[Saved entries]
<<<<

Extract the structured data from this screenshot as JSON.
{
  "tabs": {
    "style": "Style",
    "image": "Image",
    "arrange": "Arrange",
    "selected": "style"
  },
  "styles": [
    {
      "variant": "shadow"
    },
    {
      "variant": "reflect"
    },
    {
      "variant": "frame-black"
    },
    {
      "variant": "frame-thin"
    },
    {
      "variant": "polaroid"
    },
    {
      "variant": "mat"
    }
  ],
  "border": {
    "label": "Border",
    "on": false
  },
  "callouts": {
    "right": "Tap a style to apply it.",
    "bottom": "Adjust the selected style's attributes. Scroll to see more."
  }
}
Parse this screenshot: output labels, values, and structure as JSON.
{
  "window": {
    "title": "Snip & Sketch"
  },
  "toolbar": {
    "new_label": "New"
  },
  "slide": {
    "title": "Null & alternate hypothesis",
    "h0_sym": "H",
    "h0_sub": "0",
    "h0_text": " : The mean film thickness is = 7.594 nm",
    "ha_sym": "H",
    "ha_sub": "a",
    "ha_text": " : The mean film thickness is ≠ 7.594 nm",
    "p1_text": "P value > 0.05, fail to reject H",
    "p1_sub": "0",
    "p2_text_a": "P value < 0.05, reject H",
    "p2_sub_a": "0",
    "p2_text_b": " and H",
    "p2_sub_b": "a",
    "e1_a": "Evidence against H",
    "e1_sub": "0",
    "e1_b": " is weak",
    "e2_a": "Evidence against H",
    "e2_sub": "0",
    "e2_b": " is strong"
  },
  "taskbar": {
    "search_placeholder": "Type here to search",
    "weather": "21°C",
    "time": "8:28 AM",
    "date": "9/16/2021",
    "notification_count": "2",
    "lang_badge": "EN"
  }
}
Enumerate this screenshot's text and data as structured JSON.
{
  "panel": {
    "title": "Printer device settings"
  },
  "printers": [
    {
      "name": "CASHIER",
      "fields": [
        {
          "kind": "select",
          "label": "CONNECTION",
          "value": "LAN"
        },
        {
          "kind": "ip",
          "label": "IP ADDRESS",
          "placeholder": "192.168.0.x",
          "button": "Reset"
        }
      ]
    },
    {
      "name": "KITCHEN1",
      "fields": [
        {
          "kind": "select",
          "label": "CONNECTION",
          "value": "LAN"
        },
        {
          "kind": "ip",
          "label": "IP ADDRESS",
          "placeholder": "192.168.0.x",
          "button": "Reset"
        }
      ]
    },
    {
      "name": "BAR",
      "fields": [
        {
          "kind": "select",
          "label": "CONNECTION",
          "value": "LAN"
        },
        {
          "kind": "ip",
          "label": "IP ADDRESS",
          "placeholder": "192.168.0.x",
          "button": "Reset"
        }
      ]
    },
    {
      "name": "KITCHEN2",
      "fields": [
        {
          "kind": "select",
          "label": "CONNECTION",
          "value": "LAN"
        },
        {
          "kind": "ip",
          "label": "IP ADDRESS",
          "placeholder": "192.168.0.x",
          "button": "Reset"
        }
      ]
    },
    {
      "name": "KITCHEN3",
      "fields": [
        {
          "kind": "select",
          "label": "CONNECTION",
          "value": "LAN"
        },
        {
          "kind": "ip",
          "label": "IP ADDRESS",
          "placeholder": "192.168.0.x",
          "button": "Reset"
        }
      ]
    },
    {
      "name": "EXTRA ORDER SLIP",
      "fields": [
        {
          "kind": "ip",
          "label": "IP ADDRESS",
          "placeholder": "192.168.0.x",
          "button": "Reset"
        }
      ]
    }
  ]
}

>>>>

| WHAT YOU HAVE TO DO |
Produce an exact copy of every entry above.

| EXPECTED ANSWER |
Extract the structured data from this screenshot as JSON.
{
  "tabs": {
    "style": "Style",
    "image": "Image",
    "arrange": "Arrange",
    "selected": "style"
  },
  "styles": [
    {
      "variant": "shadow"
    },
    {
      "variant": "reflect"
    },
    {
      "variant": "frame-black"
    },
    {
      "variant": "frame-thin"
    },
    {
      "variant": "polaroid"
    },
    {
      "variant": "mat"
    }
  ],
  "border": {
    "label": "Border",
    "on": false
  },
  "callouts": {
    "right": "Tap a style to apply it.",
    "bottom": "Adjust the selected style's attributes. Scroll to see more."
  }
}
Parse this screenshot: output labels, values, and structure as JSON.
{
  "window": {
    "title": "Snip & Sketch"
  },
  "toolbar": {
    "new_label": "New"
  },
  "slide": {
    "title": "Null & alternate hypothesis",
    "h0_sym": "H",
    "h0_sub": "0",
    "h0_text": " : The mean film thickness is = 7.594 nm",
    "ha_sym": "H",
    "ha_sub": "a",
    "ha_text": " : The mean film thickness is ≠ 7.594 nm",
    "p1_text": "P value > 0.05, fail to reject H",
    "p1_sub": "0",
    "p2_text_a": "P value < 0.05, reject H",
    "p2_sub_a": "0",
    "p2_text_b": " and H",
    "p2_sub_b": "a",
    "e1_a": "Evidence against H",
    "e1_sub": "0",
    "e1_b": " is weak",
    "e2_a": "Evidence against H",
    "e2_sub": "0",
    "e2_b": " is strong"
  },
  "taskbar": {
    "search_placeholder": "Type here to search",
    "weather": "21°C",
    "time": "8:28 AM",
    "date": "9/16/2021",
    "notification_count": "2",
    "lang_badge": "EN"
  }
}
Enumerate this screenshot's text and data as structured JSON.
{
  "panel": {
    "title": "Printer device settings"
  },
  "printers": [
    {
      "name": "CASHIER",
      "fields": [
        {
          "kind": "select",
          "label": "CONNECTION",
          "value": "LAN"
        },
        {
          "kind": "ip",
          "label": "IP ADDRESS",
          "placeholder": "192.168.0.x",
          "button": "Reset"
        }
      ]
    },
    {
      "name": "KITCHEN1",
      "fields": [
        {
          "kind": "select",
          "label": "CONNECTION",
          "value": "LAN"
        },
        {
          "kind": "ip",
          "label": "IP ADDRESS",
          "placeholder": "192.168.0.x",
          "button": "Reset"
        }
      ]
    },
    {
      "name": "BAR",
      "fields": [
        {
          "kind": "select",
          "label": "CONNECTION",
          "value": "LAN"
        },
        {
          "kind": "ip",
          "label": "IP ADDRESS",
          "placeholder": "192.168.0.x",
          "button": "Reset"
        }
      ]
    },
    {
      "name": "KITCHEN2",
      "fields": [
        {
          "kind": "select",
          "label": "CONNECTION",
          "value": "LAN"
        },
        {
          "kind": "ip",
          "label": "IP ADDRESS",
          "placeholder": "192.168.0.x",
          "button": "Reset"
        }
      ]
    },
    {
      "name": "KITCHEN3",
      "fields": [
        {
          "kind": "select",
          "label": "CONNECTION",
          "value": "LAN"
        },
        {
          "kind": "ip",
          "label": "IP ADDRESS",
          "placeholder": "192.168.0.x",
          "button": "Reset"
        }
      ]
    },
    {
      "name": "EXTRA ORDER SLIP",
      "fields": [
        {
          "kind": "ip",
          "label": "IP ADDRESS",
          "placeholder": "192.168.0.x",
          "button": "Reset"
        }
      ]
    }
  ]
}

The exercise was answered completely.